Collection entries
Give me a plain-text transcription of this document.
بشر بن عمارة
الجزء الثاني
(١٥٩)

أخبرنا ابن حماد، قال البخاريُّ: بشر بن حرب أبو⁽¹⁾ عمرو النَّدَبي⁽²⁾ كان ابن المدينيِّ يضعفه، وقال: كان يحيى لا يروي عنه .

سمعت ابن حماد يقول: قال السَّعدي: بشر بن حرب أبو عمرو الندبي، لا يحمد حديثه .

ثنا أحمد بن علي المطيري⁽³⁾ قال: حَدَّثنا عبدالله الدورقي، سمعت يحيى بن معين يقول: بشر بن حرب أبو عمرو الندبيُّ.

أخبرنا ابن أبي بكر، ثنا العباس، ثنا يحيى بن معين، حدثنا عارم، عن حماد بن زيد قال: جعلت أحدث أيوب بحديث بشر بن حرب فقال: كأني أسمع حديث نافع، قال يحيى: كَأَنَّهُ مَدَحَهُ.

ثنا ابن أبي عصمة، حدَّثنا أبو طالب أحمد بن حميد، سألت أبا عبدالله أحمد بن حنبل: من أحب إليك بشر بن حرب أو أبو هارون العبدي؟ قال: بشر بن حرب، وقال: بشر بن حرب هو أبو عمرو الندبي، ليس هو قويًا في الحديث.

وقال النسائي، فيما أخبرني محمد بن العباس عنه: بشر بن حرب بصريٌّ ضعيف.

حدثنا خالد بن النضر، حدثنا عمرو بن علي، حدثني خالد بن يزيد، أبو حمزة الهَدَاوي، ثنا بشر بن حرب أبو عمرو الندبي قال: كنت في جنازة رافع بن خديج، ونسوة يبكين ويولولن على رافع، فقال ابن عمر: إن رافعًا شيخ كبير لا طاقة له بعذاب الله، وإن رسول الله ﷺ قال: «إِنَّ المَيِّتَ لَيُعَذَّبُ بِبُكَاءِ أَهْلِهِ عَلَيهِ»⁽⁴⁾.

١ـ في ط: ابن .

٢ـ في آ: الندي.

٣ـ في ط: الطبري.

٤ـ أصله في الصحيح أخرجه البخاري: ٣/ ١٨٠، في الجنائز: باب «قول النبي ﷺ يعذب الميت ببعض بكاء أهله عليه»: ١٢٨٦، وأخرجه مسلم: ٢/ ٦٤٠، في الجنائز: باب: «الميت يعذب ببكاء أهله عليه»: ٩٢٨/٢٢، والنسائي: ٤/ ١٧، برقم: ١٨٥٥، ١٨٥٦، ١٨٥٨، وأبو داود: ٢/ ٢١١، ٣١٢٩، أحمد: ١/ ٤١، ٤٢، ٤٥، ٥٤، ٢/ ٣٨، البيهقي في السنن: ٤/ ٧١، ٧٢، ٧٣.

REQUIREMENT> Each entry must be reproduced verbatim.

CORRECT RESULT>
Give me a plain-text transcription of this document.
بشر بن عمارة
الجزء الثاني
(١٥٩)

أخبرنا ابن حماد، قال البخاريُّ: بشر بن حرب أبو⁽¹⁾ عمرو النَّدَبي⁽²⁾ كان ابن المدينيِّ يضعفه، وقال: كان يحيى لا يروي عنه .

سمعت ابن حماد يقول: قال السَّعدي: بشر بن حرب أبو عمرو الندبي، لا يحمد حديثه .

ثنا أحمد بن علي المطيري⁽³⁾ قال: حَدَّثنا عبدالله الدورقي، سمعت يحيى بن معين يقول: بشر بن حرب أبو عمرو الندبيُّ.

أخبرنا ابن أبي بكر، ثنا العباس، ثنا يحيى بن معين، حدثنا عارم، عن حماد بن زيد قال: جعلت أحدث أيوب بحديث بشر بن حرب فقال: كأني أسمع حديث نافع، قال يحيى: كَأَنَّهُ مَدَحَهُ.

ثنا ابن أبي عصمة، حدَّثنا أبو طالب أحمد بن حميد، سألت أبا عبدالله أحمد بن حنبل: من أحب إليك بشر بن حرب أو أبو هارون العبدي؟ قال: بشر بن حرب، وقال: بشر بن حرب هو أبو عمرو الندبي، ليس هو قويًا في الحديث.

وقال النسائي، فيما أخبرني محمد بن العباس عنه: بشر بن حرب بصريٌّ ضعيف.

حدثنا خالد بن النضر، حدثنا عمرو بن علي، حدثني خالد بن يزيد، أبو حمزة الهَدَاوي، ثنا بشر بن حرب أبو عمرو الندبي قال: كنت في جنازة رافع بن خديج، ونسوة يبكين ويولولن على رافع، فقال ابن عمر: إن رافعًا شيخ كبير لا طاقة له بعذاب الله، وإن رسول الله ﷺ قال: «إِنَّ المَيِّتَ لَيُعَذَّبُ بِبُكَاءِ أَهْلِهِ عَلَيهِ»⁽⁴⁾.

١ـ في ط: ابن .

٢ـ في آ: الندي.

٣ـ في ط: الطبري.

٤ـ أصله في الصحيح أخرجه البخاري: ٣/ ١٨٠، في الجنائز: باب «قول النبي ﷺ يعذب الميت ببعض بكاء أهله عليه»: ١٢٨٦، وأخرجه مسلم: ٢/ ٦٤٠، في الجنائز: باب: «الميت يعذب ببكاء أهله عليه»: ٩٢٨/٢٢، والنسائي: ٤/ ١٧، برقم: ١٨٥٥، ١٨٥٦، ١٨٥٨، وأبو داود: ٢/ ٢١١، ٣١٢٩، أحمد: ١/ ٤١، ٤٢، ٤٥، ٥٤، ٢/ ٣٨، البيهقي في السنن: ٤/ ٧١، ٧٢، ٧٣.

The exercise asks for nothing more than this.